● EXERCISES TO COMPLETE:
a. In the antenna application excerpt, why may an independent antenna be used for each frequency band, with a specific spacing between antennas of different bands? Answer in one to three sentences.
b. List every distinct frequency range, in MHz, that the antenna application excerpt gives.
c. Copy the antenna application excerpt word for word, from "In a possible implementation, the first radiating" to "is 1920-1980 MHz.".

● PAGE EXCERPT:

This application relates to communications technologies, and in particular, to an antenna and an array antenna.
Through broadband design, a base station antenna can use one antenna to receive and transmit signals of different frequency bands. The signals of different frequency bands are separated by a filter or a combiner. If a spacing between two frequency bands is small, higher requirements are imposed on suppression of the filter or the combiner. Therefore, an independent antenna may be used for each frequency band, and a specific spacing is designed between antennas of different frequency bands, so as to reduce a suppression requirement on the filter or the combiner, and simplify design of the filter.
However, currently, in order to separate a transmit frequency band from a receive frequency band in an array antenna, an arrangement of generally designed antenna units is complex, which leads to great difficulty in designing a feeding network.
This application provides an antenna and an array antenna, and a transmit path and a receive path are physically separated by using a simplified feeding network design.
According to a first aspect, this application provides an antenna, including a first radiating element and a second radiating element, where four dipoles enclose to form the first radiating element, and the second radiating element is a radiating element disposed on an inner side of the first radiating element. The first radiating element is configured to support a transmit frequency band, and the second radiating element is configured to support a receive frequency band; or the first radiating element is configured to support a receive frequency band, and the second radiating element is configured to support a transmit frequency band.
In this application, a transmit path and a receive path of the antenna are physically separated by using a simplified feeding network design without increasing an antenna size.
In a possible implementation, the antenna further includes a third radiating element, where the third radiating element is a radiating element disposed on an outer side of the first radiating element. The first radiating element is configured to support a first transmit frequency band and a second transmit frequency band, and the second radiating element and the third radiating element each are configured to support either of a first receive frequency band and a second receive frequency band; or the first radiating element is configured to support a first receive frequency band and a second receive frequency band, and the second radiating element and the third radiating element each are configured to support either of a first transmit frequency band and a second transmit frequency band, where the second radiating element and the third radiating element support different frequency bands.
In a possible implementation, the first radiating element, the second radiating element, and the third radiating element are all dielectric elements.
In a possible implementation, the transmit frequency band is 1805-1880 MHz, and the receive frequency band is 1710-1785 MHz.
In a possible implementation, the first transmit frequency band is 1805-1880 MHz, the second transmit frequency band is 2110-2170 MHz, the first receive frequency band is 1710-1785 MHz, and the second receive frequency band is 1920-1980 MHz.
According to a second aspect, this application provides an array antenna, including a plurality of antennas, where the antennas are the antennas according to any one of claims 1 to 6, and the plurality of antennas are arranged according to a preset deployment scheme.
In a possible implementation, the plurality of antennas are arranged into a row or a column of to form a linear array.
In a possible implementation, the plurality of antennas are arranged into square arrays.
In a possible implementation, a range of a distance between two adjacent first radiating elements is 0.4λ to 0.6λ, and λ represents a wavelength corresponding to a frequency band supported by the first radiating elements.

● DATASET EXTRACT:
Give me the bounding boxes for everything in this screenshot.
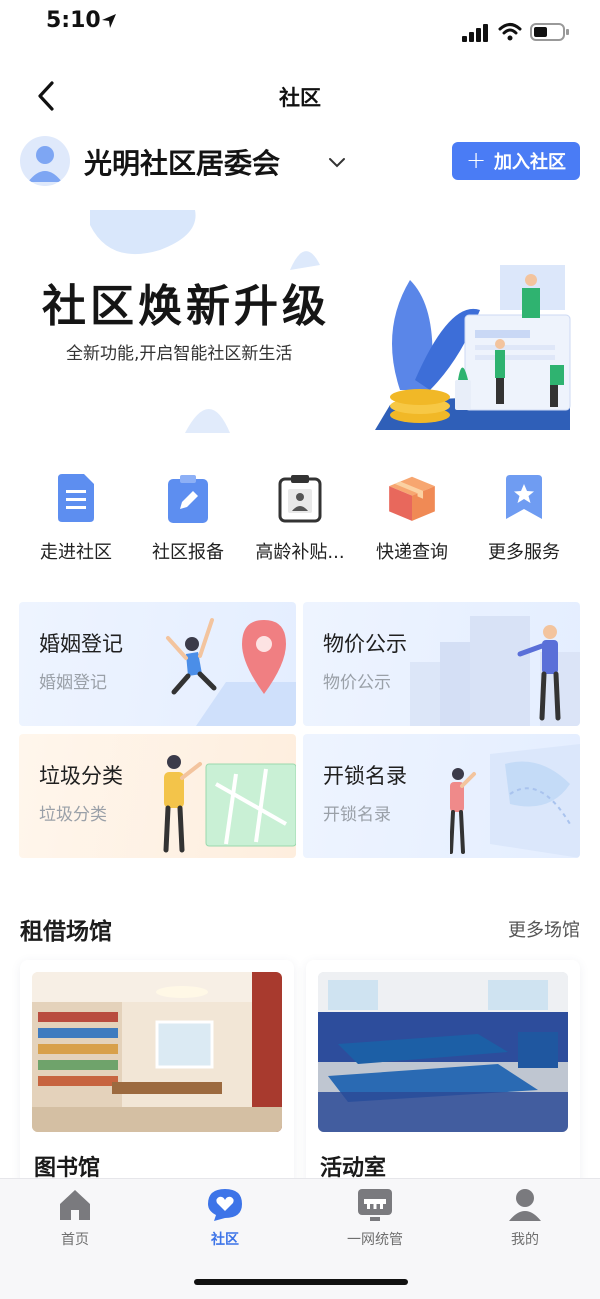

● WRITTEN ANSWERS:
a. When two frequency bands are close together, the filter or combiner that separates them must provide stronger suppression. Using an independent antenna for each band, with a specific spacing between them, lowers that suppression requirement and simplifies the filter design.

b.
- 1805-1880 MHz
- 1710-1785 MHz
- 2110-2170 MHz
- 1920-1980 MHz

c.
In a possible implementation, the first radiating element, the second radiating element, and the third radiating element are all dielectric elements.
In a possible implementation, the transmit frequency band is 1805-1880 MHz, and the receive frequency band is 1710-1785 MHz.
In a possible implementation, the first transmit frequency band is 1805-1880 MHz, the second transmit frequency band is 2110-2170 MHz, the first receive frequency band is 1710-1785 MHz, and the second receive frequency band is 1920-1980 MHz.